DIRECTIONS FOR THIS TASK
Revise the part of the Christmas cantata text that runs from "A Christmas cantata" to "Romanian, and Spanish.", changing "Christmas story" to "Nativity story".

PROVIDED PASSAGE
———
= Christmas cantata =

Cantata intended to be performed for Christmas

A Christmas cantata or Nativity cantata is a cantata, music for voice or voices in several movements, for Christmas. The importance of the feast inspired many composers to write cantatas for the occasion, some designed to be performed in church services, others for concert or secular celebration. The Christmas story, telling of music of the angels and suggesting music of the shepherds and cradle song, invited musical treatment. The term is called Weihnachtskantate in German, and Cantate de Noël in French. Christmas cantatas have been written on texts in several other languages, such as Czech, Italian, Romanian, and Spanish.

Christmas cantata can also mean the performance of the music. Many choirs have a tradition of an annual Christmas cantata.

==Theme==

Different from Christmas oratorios, which present the Christmas story, Christmas cantatas deal with aspects of it. Bach's Christmas Oratorio, written for performance in Leipzig in 1734/1735 touches many of these themes. It consists of six parts, each part is a complete work and composed for the church service of a specific feast day. Bach structured the report from the Gospels which connects the parts to a whole, as told by the Evangelist, in six topics. In Parts I to IV he followed the Gospel of Luke, in Parts V and VI the Gospel of Matthew. In some instances he deviated from the prescribed readings, rather continuing the tradition of older works by Heinrich Schütz and others.

- Part I, Jauchzet, frohlocket!, for Christmas Day (25 December): Nativity of Jesus
- Part II, Und es waren Hirten in derselben Gegend, for the Second Day of Christmas (26 December): Annunciation to the shepherds, Glory to God, peace on earth
- Part III for the Third Day of Christmas (27 December): Adoration of the shepherds
- Part IV, Fallt mit Danken, fallt mit Loben, for New Year's Day (1 January): Naming of Jesus
- Part V for the first Sunday after New Year's Day: Biblical Magi
- Part VI for Epiphany (6 January): Adoration of the Magi

These themes appear also in cantatas of later composers.
———
(Dataset items)
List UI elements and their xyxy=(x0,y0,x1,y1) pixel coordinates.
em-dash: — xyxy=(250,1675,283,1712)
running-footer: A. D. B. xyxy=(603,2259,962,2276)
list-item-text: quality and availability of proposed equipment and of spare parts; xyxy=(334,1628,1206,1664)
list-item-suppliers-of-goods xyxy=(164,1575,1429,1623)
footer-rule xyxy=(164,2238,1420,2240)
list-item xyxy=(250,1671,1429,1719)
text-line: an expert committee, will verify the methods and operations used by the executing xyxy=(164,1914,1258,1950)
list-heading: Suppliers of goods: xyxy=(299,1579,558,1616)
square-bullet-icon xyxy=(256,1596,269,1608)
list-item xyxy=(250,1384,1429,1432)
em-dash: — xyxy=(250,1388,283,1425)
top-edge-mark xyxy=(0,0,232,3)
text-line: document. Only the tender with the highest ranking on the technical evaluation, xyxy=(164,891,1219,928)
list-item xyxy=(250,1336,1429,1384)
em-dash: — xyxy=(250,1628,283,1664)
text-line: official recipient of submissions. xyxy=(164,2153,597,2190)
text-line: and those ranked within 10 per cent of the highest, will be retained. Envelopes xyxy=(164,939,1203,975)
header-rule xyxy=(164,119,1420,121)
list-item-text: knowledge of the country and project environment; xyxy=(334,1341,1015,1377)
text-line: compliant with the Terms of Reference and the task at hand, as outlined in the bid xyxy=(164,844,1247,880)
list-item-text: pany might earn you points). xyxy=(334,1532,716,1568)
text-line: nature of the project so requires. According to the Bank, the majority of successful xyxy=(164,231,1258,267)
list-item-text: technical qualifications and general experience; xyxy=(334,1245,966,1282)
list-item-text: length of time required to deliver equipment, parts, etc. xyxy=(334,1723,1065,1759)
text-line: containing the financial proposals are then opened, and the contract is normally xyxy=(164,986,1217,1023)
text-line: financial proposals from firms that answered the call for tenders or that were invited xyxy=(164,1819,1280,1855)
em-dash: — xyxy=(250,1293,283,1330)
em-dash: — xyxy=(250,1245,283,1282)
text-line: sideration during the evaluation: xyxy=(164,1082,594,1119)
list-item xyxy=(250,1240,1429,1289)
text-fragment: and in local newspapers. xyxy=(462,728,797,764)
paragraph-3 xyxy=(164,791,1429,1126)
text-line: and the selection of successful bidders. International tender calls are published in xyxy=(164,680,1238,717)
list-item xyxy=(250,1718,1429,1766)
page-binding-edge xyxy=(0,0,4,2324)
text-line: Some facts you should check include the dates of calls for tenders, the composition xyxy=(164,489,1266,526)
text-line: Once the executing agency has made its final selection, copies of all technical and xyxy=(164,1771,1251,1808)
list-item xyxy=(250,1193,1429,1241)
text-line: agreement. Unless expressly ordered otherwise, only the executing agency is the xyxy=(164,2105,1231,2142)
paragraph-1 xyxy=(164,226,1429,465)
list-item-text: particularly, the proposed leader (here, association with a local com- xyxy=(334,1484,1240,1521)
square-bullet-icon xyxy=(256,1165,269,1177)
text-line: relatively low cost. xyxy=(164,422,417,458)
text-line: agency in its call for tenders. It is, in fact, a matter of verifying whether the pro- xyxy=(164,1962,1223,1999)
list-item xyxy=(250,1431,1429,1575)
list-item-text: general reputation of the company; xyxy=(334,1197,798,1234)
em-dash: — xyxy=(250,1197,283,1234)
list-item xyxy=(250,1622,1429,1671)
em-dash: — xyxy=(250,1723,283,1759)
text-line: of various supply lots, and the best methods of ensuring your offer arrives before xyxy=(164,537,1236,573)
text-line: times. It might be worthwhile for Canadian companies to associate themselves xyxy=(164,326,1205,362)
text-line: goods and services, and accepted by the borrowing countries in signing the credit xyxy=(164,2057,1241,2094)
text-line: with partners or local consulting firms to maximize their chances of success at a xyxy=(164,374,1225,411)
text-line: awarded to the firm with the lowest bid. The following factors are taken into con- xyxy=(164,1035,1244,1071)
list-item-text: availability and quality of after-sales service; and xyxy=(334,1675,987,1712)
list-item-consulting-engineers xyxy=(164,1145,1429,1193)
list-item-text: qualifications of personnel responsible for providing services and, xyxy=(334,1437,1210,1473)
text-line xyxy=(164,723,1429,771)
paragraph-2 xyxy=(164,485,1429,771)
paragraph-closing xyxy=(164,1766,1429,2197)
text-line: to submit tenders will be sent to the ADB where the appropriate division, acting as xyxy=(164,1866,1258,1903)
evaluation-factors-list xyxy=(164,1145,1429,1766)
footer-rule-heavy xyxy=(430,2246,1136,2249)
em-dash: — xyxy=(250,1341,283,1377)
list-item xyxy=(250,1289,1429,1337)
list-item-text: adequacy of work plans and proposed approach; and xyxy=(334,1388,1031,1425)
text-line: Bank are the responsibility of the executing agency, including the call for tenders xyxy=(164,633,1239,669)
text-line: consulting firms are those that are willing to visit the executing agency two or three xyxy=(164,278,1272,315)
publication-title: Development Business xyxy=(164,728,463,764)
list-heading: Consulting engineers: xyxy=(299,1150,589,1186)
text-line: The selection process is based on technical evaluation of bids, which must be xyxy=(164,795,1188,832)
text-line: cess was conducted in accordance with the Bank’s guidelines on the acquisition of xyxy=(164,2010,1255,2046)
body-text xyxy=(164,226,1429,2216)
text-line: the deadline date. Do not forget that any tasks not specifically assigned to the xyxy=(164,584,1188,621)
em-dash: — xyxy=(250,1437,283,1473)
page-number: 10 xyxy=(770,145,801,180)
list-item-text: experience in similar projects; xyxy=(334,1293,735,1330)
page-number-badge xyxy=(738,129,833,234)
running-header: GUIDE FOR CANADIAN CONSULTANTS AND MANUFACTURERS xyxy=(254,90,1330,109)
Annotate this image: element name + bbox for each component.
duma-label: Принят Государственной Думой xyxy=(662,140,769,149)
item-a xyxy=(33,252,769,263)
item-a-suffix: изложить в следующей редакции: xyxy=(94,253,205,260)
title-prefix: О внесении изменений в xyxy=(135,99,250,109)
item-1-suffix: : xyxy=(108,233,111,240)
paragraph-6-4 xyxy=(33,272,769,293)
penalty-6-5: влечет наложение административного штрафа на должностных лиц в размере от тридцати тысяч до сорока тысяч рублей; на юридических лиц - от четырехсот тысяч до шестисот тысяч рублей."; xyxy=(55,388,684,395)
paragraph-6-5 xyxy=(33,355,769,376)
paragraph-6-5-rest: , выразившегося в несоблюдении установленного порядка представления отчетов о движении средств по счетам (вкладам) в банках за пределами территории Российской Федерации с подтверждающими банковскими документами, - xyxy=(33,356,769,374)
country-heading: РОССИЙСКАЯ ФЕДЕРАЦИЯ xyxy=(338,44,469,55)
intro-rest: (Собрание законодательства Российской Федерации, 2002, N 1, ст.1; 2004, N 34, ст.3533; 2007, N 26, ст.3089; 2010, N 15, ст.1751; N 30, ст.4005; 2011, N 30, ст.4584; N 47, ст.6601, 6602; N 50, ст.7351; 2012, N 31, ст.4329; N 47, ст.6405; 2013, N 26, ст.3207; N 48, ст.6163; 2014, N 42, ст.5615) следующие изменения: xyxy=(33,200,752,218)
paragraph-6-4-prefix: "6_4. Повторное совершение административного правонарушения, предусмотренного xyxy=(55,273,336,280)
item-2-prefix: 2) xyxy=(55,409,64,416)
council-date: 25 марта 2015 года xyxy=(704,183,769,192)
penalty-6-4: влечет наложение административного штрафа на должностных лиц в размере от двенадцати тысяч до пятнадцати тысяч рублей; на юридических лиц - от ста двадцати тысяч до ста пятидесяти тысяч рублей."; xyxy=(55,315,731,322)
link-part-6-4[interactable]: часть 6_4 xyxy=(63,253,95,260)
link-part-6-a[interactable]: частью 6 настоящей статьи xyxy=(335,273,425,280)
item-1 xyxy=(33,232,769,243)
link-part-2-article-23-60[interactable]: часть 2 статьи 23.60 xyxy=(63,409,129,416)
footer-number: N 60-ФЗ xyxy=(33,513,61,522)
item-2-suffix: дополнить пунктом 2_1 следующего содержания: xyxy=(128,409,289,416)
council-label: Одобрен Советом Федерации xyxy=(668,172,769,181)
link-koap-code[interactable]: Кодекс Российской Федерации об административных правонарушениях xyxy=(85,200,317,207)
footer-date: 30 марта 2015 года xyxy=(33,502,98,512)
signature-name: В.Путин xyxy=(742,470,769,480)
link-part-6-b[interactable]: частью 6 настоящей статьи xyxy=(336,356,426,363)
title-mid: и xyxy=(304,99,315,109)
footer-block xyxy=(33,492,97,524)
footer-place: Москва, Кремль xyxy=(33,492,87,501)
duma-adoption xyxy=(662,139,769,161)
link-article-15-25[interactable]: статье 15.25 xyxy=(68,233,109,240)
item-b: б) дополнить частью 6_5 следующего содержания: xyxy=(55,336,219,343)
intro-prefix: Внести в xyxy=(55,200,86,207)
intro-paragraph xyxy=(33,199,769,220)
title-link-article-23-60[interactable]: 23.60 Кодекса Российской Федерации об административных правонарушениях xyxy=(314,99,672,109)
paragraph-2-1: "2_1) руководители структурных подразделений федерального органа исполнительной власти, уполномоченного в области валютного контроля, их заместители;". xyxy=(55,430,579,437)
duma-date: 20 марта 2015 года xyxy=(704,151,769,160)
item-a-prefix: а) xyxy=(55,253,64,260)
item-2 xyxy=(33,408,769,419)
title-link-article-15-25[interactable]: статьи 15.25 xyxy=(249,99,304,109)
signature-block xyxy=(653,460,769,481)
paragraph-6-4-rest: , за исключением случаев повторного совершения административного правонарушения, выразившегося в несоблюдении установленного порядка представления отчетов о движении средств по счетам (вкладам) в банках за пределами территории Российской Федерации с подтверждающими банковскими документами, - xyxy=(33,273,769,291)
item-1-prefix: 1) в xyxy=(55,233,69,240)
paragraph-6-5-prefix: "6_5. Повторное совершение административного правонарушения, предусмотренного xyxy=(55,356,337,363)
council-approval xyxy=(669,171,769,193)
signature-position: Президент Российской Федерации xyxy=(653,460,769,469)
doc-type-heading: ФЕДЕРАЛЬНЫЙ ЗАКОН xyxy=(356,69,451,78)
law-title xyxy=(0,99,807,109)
———
EXERCISE RESULT
A Christmas cantata or Nativity cantata is a cantata, music for voice or voices in several movements, for Christmas. The importance of the feast inspired many composers to write cantatas for the occasion, some designed to be performed in church services, others for concert or secular celebration. The Nativity story, telling of music of the angels and suggesting music of the shepherds and cradle song, invited musical treatment. The term is called Weihnachtskantate in German, and Cantate de Noël in French. Christmas cantatas have been written on texts in several other languages, such as Czech, Italian, Romanian, and Spanish.